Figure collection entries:
--- Start ---

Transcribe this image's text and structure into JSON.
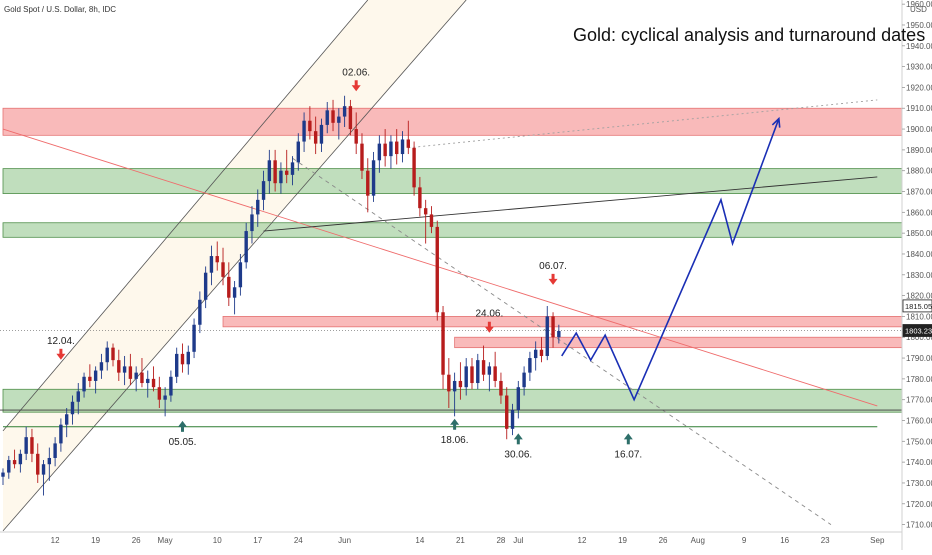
{
  "symbol_line": "Gold Spot / U.S. Dollar, 8h, IDC",
  "chart_title": "Gold: cyclical analysis and turnaround dates",
  "currency_label": "USD",
  "chart_data": {
    "type": "candlestick",
    "title": "Gold: cyclical analysis and turnaround dates",
    "y_axis": {
      "unit": "USD",
      "range": [
        1705,
        1962
      ],
      "ticks": [
        1960,
        1950,
        1940,
        1930,
        1920,
        1910,
        1900,
        1890,
        1880,
        1870,
        1860,
        1850,
        1840,
        1830,
        1820,
        1810,
        1800,
        1790,
        1780,
        1770,
        1760,
        1750,
        1740,
        1730,
        1720,
        1710
      ]
    },
    "x_axis": {
      "range_days": [
        0,
        150
      ],
      "ticks": [
        {
          "label": "12",
          "day": 9
        },
        {
          "label": "19",
          "day": 16
        },
        {
          "label": "26",
          "day": 23
        },
        {
          "label": "May",
          "day": 28
        },
        {
          "label": "10",
          "day": 37
        },
        {
          "label": "17",
          "day": 44
        },
        {
          "label": "24",
          "day": 51
        },
        {
          "label": "Jun",
          "day": 59
        },
        {
          "label": "14",
          "day": 72
        },
        {
          "label": "21",
          "day": 79
        },
        {
          "label": "28",
          "day": 86
        },
        {
          "label": "Jul",
          "day": 89
        },
        {
          "label": "12",
          "day": 100
        },
        {
          "label": "19",
          "day": 107
        },
        {
          "label": "26",
          "day": 114
        },
        {
          "label": "Aug",
          "day": 120
        },
        {
          "label": "9",
          "day": 128
        },
        {
          "label": "16",
          "day": 135
        },
        {
          "label": "23",
          "day": 142
        },
        {
          "label": "Sep",
          "day": 151
        }
      ]
    },
    "price_labels": [
      {
        "value": 1815.05,
        "text": "1815.05",
        "style": "outline"
      },
      {
        "value": 1803.23,
        "text": "1803.23",
        "style": "filled"
      }
    ],
    "zones": [
      {
        "type": "resistance",
        "from": 1897,
        "to": 1910,
        "day_start": 0
      },
      {
        "type": "support",
        "from": 1869,
        "to": 1881,
        "day_start": 0
      },
      {
        "type": "support",
        "from": 1848,
        "to": 1855,
        "day_start": 0
      },
      {
        "type": "resistance",
        "from": 1805,
        "to": 1810,
        "day_start": 38
      },
      {
        "type": "resistance",
        "from": 1795,
        "to": 1800,
        "day_start": 78
      },
      {
        "type": "support",
        "from": 1764,
        "to": 1775,
        "day_start": 0
      }
    ],
    "candles": [
      {
        "day": 0.0,
        "o": 1733,
        "h": 1737,
        "l": 1729,
        "c": 1735
      },
      {
        "day": 1.0,
        "o": 1735,
        "h": 1743,
        "l": 1732,
        "c": 1741
      },
      {
        "day": 2.0,
        "o": 1741,
        "h": 1746,
        "l": 1737,
        "c": 1739
      },
      {
        "day": 3.0,
        "o": 1739,
        "h": 1746,
        "l": 1735,
        "c": 1744
      },
      {
        "day": 4.0,
        "o": 1744,
        "h": 1757,
        "l": 1741,
        "c": 1752
      },
      {
        "day": 5.0,
        "o": 1752,
        "h": 1756,
        "l": 1740,
        "c": 1744
      },
      {
        "day": 6.0,
        "o": 1744,
        "h": 1749,
        "l": 1730,
        "c": 1734
      },
      {
        "day": 7.0,
        "o": 1734,
        "h": 1741,
        "l": 1724,
        "c": 1739
      },
      {
        "day": 8.0,
        "o": 1739,
        "h": 1747,
        "l": 1731,
        "c": 1742
      },
      {
        "day": 9.0,
        "o": 1742,
        "h": 1752,
        "l": 1738,
        "c": 1749
      },
      {
        "day": 10.0,
        "o": 1749,
        "h": 1761,
        "l": 1745,
        "c": 1758
      },
      {
        "day": 11.0,
        "o": 1758,
        "h": 1766,
        "l": 1752,
        "c": 1763
      },
      {
        "day": 12.0,
        "o": 1763,
        "h": 1772,
        "l": 1758,
        "c": 1769
      },
      {
        "day": 13.0,
        "o": 1769,
        "h": 1778,
        "l": 1763,
        "c": 1774
      },
      {
        "day": 14.0,
        "o": 1774,
        "h": 1783,
        "l": 1771,
        "c": 1781
      },
      {
        "day": 15.0,
        "o": 1781,
        "h": 1787,
        "l": 1776,
        "c": 1779
      },
      {
        "day": 16.0,
        "o": 1779,
        "h": 1786,
        "l": 1773,
        "c": 1784
      },
      {
        "day": 17.0,
        "o": 1784,
        "h": 1792,
        "l": 1780,
        "c": 1788
      },
      {
        "day": 18.0,
        "o": 1788,
        "h": 1798,
        "l": 1784,
        "c": 1795
      },
      {
        "day": 19.0,
        "o": 1795,
        "h": 1797,
        "l": 1786,
        "c": 1789
      },
      {
        "day": 20.0,
        "o": 1789,
        "h": 1794,
        "l": 1779,
        "c": 1783
      },
      {
        "day": 21.0,
        "o": 1783,
        "h": 1791,
        "l": 1777,
        "c": 1786
      },
      {
        "day": 22.0,
        "o": 1786,
        "h": 1792,
        "l": 1777,
        "c": 1780
      },
      {
        "day": 23.0,
        "o": 1780,
        "h": 1786,
        "l": 1774,
        "c": 1783
      },
      {
        "day": 24.0,
        "o": 1783,
        "h": 1790,
        "l": 1776,
        "c": 1778
      },
      {
        "day": 25.0,
        "o": 1778,
        "h": 1784,
        "l": 1771,
        "c": 1780
      },
      {
        "day": 26.0,
        "o": 1780,
        "h": 1786,
        "l": 1774,
        "c": 1776
      },
      {
        "day": 27.0,
        "o": 1776,
        "h": 1781,
        "l": 1766,
        "c": 1770
      },
      {
        "day": 28.0,
        "o": 1770,
        "h": 1776,
        "l": 1762,
        "c": 1772
      },
      {
        "day": 29.0,
        "o": 1772,
        "h": 1784,
        "l": 1769,
        "c": 1781
      },
      {
        "day": 30.0,
        "o": 1781,
        "h": 1795,
        "l": 1778,
        "c": 1792
      },
      {
        "day": 31.0,
        "o": 1792,
        "h": 1797,
        "l": 1783,
        "c": 1787
      },
      {
        "day": 32.0,
        "o": 1787,
        "h": 1796,
        "l": 1782,
        "c": 1793
      },
      {
        "day": 33.0,
        "o": 1793,
        "h": 1809,
        "l": 1790,
        "c": 1806
      },
      {
        "day": 34.0,
        "o": 1806,
        "h": 1822,
        "l": 1802,
        "c": 1818
      },
      {
        "day": 35.0,
        "o": 1818,
        "h": 1834,
        "l": 1814,
        "c": 1831
      },
      {
        "day": 36.0,
        "o": 1831,
        "h": 1844,
        "l": 1825,
        "c": 1839
      },
      {
        "day": 37.0,
        "o": 1839,
        "h": 1846,
        "l": 1832,
        "c": 1836
      },
      {
        "day": 38.0,
        "o": 1836,
        "h": 1843,
        "l": 1825,
        "c": 1829
      },
      {
        "day": 39.0,
        "o": 1829,
        "h": 1836,
        "l": 1815,
        "c": 1819
      },
      {
        "day": 40.0,
        "o": 1819,
        "h": 1827,
        "l": 1811,
        "c": 1824
      },
      {
        "day": 41.0,
        "o": 1824,
        "h": 1840,
        "l": 1820,
        "c": 1836
      },
      {
        "day": 42.0,
        "o": 1836,
        "h": 1855,
        "l": 1833,
        "c": 1851
      },
      {
        "day": 43.0,
        "o": 1851,
        "h": 1863,
        "l": 1845,
        "c": 1859
      },
      {
        "day": 44.0,
        "o": 1859,
        "h": 1871,
        "l": 1853,
        "c": 1866
      },
      {
        "day": 45.0,
        "o": 1866,
        "h": 1880,
        "l": 1861,
        "c": 1875
      },
      {
        "day": 46.0,
        "o": 1875,
        "h": 1890,
        "l": 1869,
        "c": 1885
      },
      {
        "day": 47.0,
        "o": 1885,
        "h": 1890,
        "l": 1870,
        "c": 1874
      },
      {
        "day": 48.0,
        "o": 1874,
        "h": 1884,
        "l": 1869,
        "c": 1880
      },
      {
        "day": 49.0,
        "o": 1880,
        "h": 1890,
        "l": 1874,
        "c": 1878
      },
      {
        "day": 50.0,
        "o": 1878,
        "h": 1887,
        "l": 1873,
        "c": 1884
      },
      {
        "day": 51.0,
        "o": 1884,
        "h": 1898,
        "l": 1880,
        "c": 1894
      },
      {
        "day": 52.0,
        "o": 1894,
        "h": 1908,
        "l": 1889,
        "c": 1904
      },
      {
        "day": 53.0,
        "o": 1904,
        "h": 1911,
        "l": 1895,
        "c": 1899
      },
      {
        "day": 54.0,
        "o": 1899,
        "h": 1906,
        "l": 1888,
        "c": 1893
      },
      {
        "day": 55.0,
        "o": 1893,
        "h": 1905,
        "l": 1889,
        "c": 1902
      },
      {
        "day": 56.0,
        "o": 1902,
        "h": 1913,
        "l": 1898,
        "c": 1909
      },
      {
        "day": 57.0,
        "o": 1909,
        "h": 1914,
        "l": 1899,
        "c": 1903
      },
      {
        "day": 58.0,
        "o": 1903,
        "h": 1910,
        "l": 1895,
        "c": 1906
      },
      {
        "day": 59.0,
        "o": 1906,
        "h": 1916,
        "l": 1901,
        "c": 1911
      },
      {
        "day": 60.0,
        "o": 1911,
        "h": 1914,
        "l": 1897,
        "c": 1900
      },
      {
        "day": 61.0,
        "o": 1900,
        "h": 1908,
        "l": 1888,
        "c": 1893
      },
      {
        "day": 62.0,
        "o": 1893,
        "h": 1898,
        "l": 1876,
        "c": 1880
      },
      {
        "day": 63.0,
        "o": 1880,
        "h": 1886,
        "l": 1860,
        "c": 1868
      },
      {
        "day": 64.0,
        "o": 1868,
        "h": 1889,
        "l": 1865,
        "c": 1885
      },
      {
        "day": 65.0,
        "o": 1885,
        "h": 1897,
        "l": 1879,
        "c": 1893
      },
      {
        "day": 66.0,
        "o": 1893,
        "h": 1900,
        "l": 1882,
        "c": 1887
      },
      {
        "day": 67.0,
        "o": 1887,
        "h": 1897,
        "l": 1881,
        "c": 1894
      },
      {
        "day": 68.0,
        "o": 1894,
        "h": 1900,
        "l": 1883,
        "c": 1888
      },
      {
        "day": 69.0,
        "o": 1888,
        "h": 1899,
        "l": 1884,
        "c": 1895
      },
      {
        "day": 70.0,
        "o": 1895,
        "h": 1904,
        "l": 1888,
        "c": 1891
      },
      {
        "day": 71.0,
        "o": 1891,
        "h": 1894,
        "l": 1868,
        "c": 1872
      },
      {
        "day": 72.0,
        "o": 1872,
        "h": 1877,
        "l": 1858,
        "c": 1862
      },
      {
        "day": 73.0,
        "o": 1862,
        "h": 1866,
        "l": 1845,
        "c": 1859
      },
      {
        "day": 74.0,
        "o": 1859,
        "h": 1863,
        "l": 1850,
        "c": 1853
      },
      {
        "day": 75.0,
        "o": 1853,
        "h": 1856,
        "l": 1808,
        "c": 1812
      },
      {
        "day": 76.0,
        "o": 1812,
        "h": 1815,
        "l": 1775,
        "c": 1782
      },
      {
        "day": 77.0,
        "o": 1782,
        "h": 1790,
        "l": 1766,
        "c": 1774
      },
      {
        "day": 78.0,
        "o": 1774,
        "h": 1783,
        "l": 1762,
        "c": 1779
      },
      {
        "day": 79.0,
        "o": 1779,
        "h": 1788,
        "l": 1770,
        "c": 1776
      },
      {
        "day": 80.0,
        "o": 1776,
        "h": 1790,
        "l": 1772,
        "c": 1786
      },
      {
        "day": 81.0,
        "o": 1786,
        "h": 1790,
        "l": 1775,
        "c": 1778
      },
      {
        "day": 82.0,
        "o": 1778,
        "h": 1792,
        "l": 1775,
        "c": 1789
      },
      {
        "day": 83.0,
        "o": 1789,
        "h": 1796,
        "l": 1779,
        "c": 1782
      },
      {
        "day": 84.0,
        "o": 1782,
        "h": 1788,
        "l": 1774,
        "c": 1786
      },
      {
        "day": 85.0,
        "o": 1786,
        "h": 1793,
        "l": 1776,
        "c": 1779
      },
      {
        "day": 86.0,
        "o": 1779,
        "h": 1783,
        "l": 1768,
        "c": 1772
      },
      {
        "day": 87.0,
        "o": 1772,
        "h": 1776,
        "l": 1751,
        "c": 1756
      },
      {
        "day": 88.0,
        "o": 1756,
        "h": 1768,
        "l": 1753,
        "c": 1765
      },
      {
        "day": 89.0,
        "o": 1765,
        "h": 1779,
        "l": 1761,
        "c": 1776
      },
      {
        "day": 90.0,
        "o": 1776,
        "h": 1786,
        "l": 1772,
        "c": 1783
      },
      {
        "day": 91.0,
        "o": 1783,
        "h": 1793,
        "l": 1779,
        "c": 1790
      },
      {
        "day": 92.0,
        "o": 1790,
        "h": 1798,
        "l": 1784,
        "c": 1794
      },
      {
        "day": 93.0,
        "o": 1794,
        "h": 1800,
        "l": 1788,
        "c": 1791
      },
      {
        "day": 94.0,
        "o": 1791,
        "h": 1815,
        "l": 1789,
        "c": 1810
      },
      {
        "day": 95.0,
        "o": 1810,
        "h": 1812,
        "l": 1795,
        "c": 1800
      },
      {
        "day": 96.0,
        "o": 1800,
        "h": 1806,
        "l": 1797,
        "c": 1803
      }
    ],
    "projection_path": [
      {
        "day": 96.5,
        "value": 1791
      },
      {
        "day": 99,
        "value": 1802
      },
      {
        "day": 101.5,
        "value": 1789
      },
      {
        "day": 104,
        "value": 1801
      },
      {
        "day": 109,
        "value": 1770
      },
      {
        "day": 124,
        "value": 1866
      },
      {
        "day": 126,
        "value": 1845
      },
      {
        "day": 134,
        "value": 1905
      }
    ],
    "trend_lines": [
      {
        "style": "channel-lower",
        "from": {
          "day": 0,
          "value": 1707
        },
        "to": {
          "day": 80,
          "value": 1962
        }
      },
      {
        "style": "channel-upper",
        "from": {
          "day": 0,
          "value": 1755
        },
        "to": {
          "day": 63,
          "value": 1962
        }
      },
      {
        "style": "red-trend",
        "from": {
          "day": 0,
          "value": 1900
        },
        "to": {
          "day": 151,
          "value": 1767
        }
      },
      {
        "style": "rising-dark",
        "from": {
          "day": 45,
          "value": 1851
        },
        "to": {
          "day": 151,
          "value": 1877
        }
      },
      {
        "style": "dashed-falling",
        "from": {
          "day": 50,
          "value": 1886
        },
        "to": {
          "day": 143,
          "value": 1710
        }
      },
      {
        "style": "dotted-rising",
        "from": {
          "day": 70,
          "value": 1891
        },
        "to": {
          "day": 151,
          "value": 1914
        }
      },
      {
        "style": "level",
        "from": {
          "day": 0,
          "value": 1757
        },
        "to": {
          "day": 151,
          "value": 1757
        }
      }
    ],
    "cycle_markers": [
      {
        "label": "12.04.",
        "day": 10,
        "type": "down",
        "value": 1793
      },
      {
        "label": "05.05.",
        "day": 31,
        "type": "up",
        "value": 1756
      },
      {
        "label": "02.06.",
        "day": 61,
        "type": "down",
        "value": 1922
      },
      {
        "label": "18.06.",
        "day": 78,
        "type": "up",
        "value": 1757
      },
      {
        "label": "24.06.",
        "day": 84,
        "type": "down",
        "value": 1806
      },
      {
        "label": "30.06.",
        "day": 89,
        "type": "up",
        "value": 1750
      },
      {
        "label": "06.07.",
        "day": 95,
        "type": "down",
        "value": 1829
      },
      {
        "label": "16.07.",
        "day": 108,
        "type": "up",
        "value": 1750
      }
    ]
  }
}
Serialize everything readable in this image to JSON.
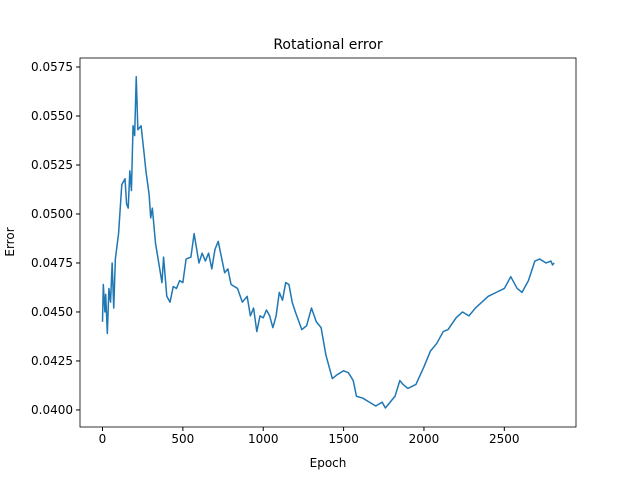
{
  "chart_data": {
    "type": "line",
    "title": "Rotational error",
    "x_label": "Epoch",
    "y_label": "Error",
    "x": [
      0,
      5,
      15,
      20,
      30,
      40,
      50,
      60,
      70,
      80,
      100,
      120,
      140,
      150,
      160,
      170,
      180,
      190,
      200,
      210,
      220,
      240,
      260,
      270,
      290,
      300,
      310,
      330,
      350,
      370,
      380,
      400,
      420,
      440,
      460,
      480,
      500,
      520,
      550,
      570,
      600,
      620,
      640,
      660,
      680,
      700,
      720,
      740,
      760,
      780,
      800,
      840,
      870,
      900,
      920,
      940,
      960,
      980,
      1000,
      1020,
      1040,
      1060,
      1080,
      1100,
      1120,
      1140,
      1160,
      1180,
      1200,
      1240,
      1270,
      1300,
      1330,
      1360,
      1390,
      1410,
      1430,
      1460,
      1500,
      1530,
      1560,
      1580,
      1620,
      1660,
      1700,
      1740,
      1760,
      1800,
      1820,
      1850,
      1870,
      1900,
      1950,
      2000,
      2040,
      2080,
      2120,
      2150,
      2200,
      2240,
      2280,
      2320,
      2360,
      2400,
      2450,
      2500,
      2540,
      2580,
      2610,
      2650,
      2690,
      2720,
      2760,
      2790,
      2800,
      2810
    ],
    "series": [
      {
        "name": "Error",
        "color": "#1f77b4",
        "values": [
          0.0445,
          0.0464,
          0.045,
          0.0459,
          0.0439,
          0.0462,
          0.0455,
          0.0475,
          0.0452,
          0.0477,
          0.049,
          0.0515,
          0.0518,
          0.0505,
          0.0503,
          0.0522,
          0.0512,
          0.0545,
          0.054,
          0.057,
          0.0543,
          0.0545,
          0.053,
          0.0522,
          0.051,
          0.0498,
          0.0503,
          0.0485,
          0.0475,
          0.0465,
          0.0478,
          0.0458,
          0.0455,
          0.0463,
          0.0462,
          0.0466,
          0.0465,
          0.0477,
          0.0478,
          0.049,
          0.0475,
          0.048,
          0.0476,
          0.048,
          0.0472,
          0.0482,
          0.0486,
          0.0478,
          0.047,
          0.0472,
          0.0464,
          0.0462,
          0.0455,
          0.0458,
          0.0448,
          0.0452,
          0.044,
          0.0448,
          0.0447,
          0.0451,
          0.0448,
          0.0442,
          0.0448,
          0.046,
          0.0456,
          0.0465,
          0.0464,
          0.0455,
          0.045,
          0.0441,
          0.0443,
          0.0452,
          0.0445,
          0.0442,
          0.0428,
          0.0422,
          0.0416,
          0.0418,
          0.042,
          0.0419,
          0.0415,
          0.0407,
          0.0406,
          0.0404,
          0.0402,
          0.0404,
          0.0401,
          0.0405,
          0.0407,
          0.0415,
          0.0413,
          0.0411,
          0.0413,
          0.0422,
          0.043,
          0.0434,
          0.044,
          0.0441,
          0.0447,
          0.045,
          0.0448,
          0.0452,
          0.0455,
          0.0458,
          0.046,
          0.0462,
          0.0468,
          0.0462,
          0.046,
          0.0466,
          0.0476,
          0.0477,
          0.0475,
          0.0476,
          0.0474,
          0.0475
        ]
      }
    ],
    "xlim": [
      -140,
      2946
    ],
    "xticks": [
      0,
      500,
      1000,
      1500,
      2000,
      2500
    ],
    "ylim": [
      0.03913,
      0.05796
    ],
    "yticks": [
      {
        "value": 0.04,
        "label": "0.0400"
      },
      0.0425,
      {
        "value": 0.045,
        "label": "0.0450"
      },
      0.0475,
      {
        "value": 0.05,
        "label": "0.0500"
      },
      0.0525,
      {
        "value": 0.055,
        "label": "0.0550"
      },
      0.0575
    ]
  }
}
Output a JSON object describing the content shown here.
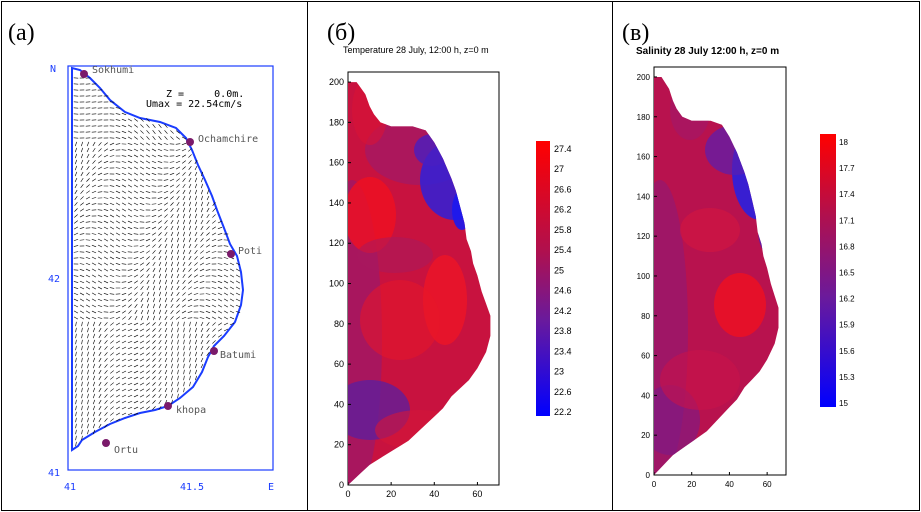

--- End ---

In the listing, find each line with the string "turnaround" and copy it.

▶ Solution for this problem
  "chart_title": "Gold: cyclical analysis and turnaround dates",
    "title": "Gold: cyclical analysis and turnaround dates",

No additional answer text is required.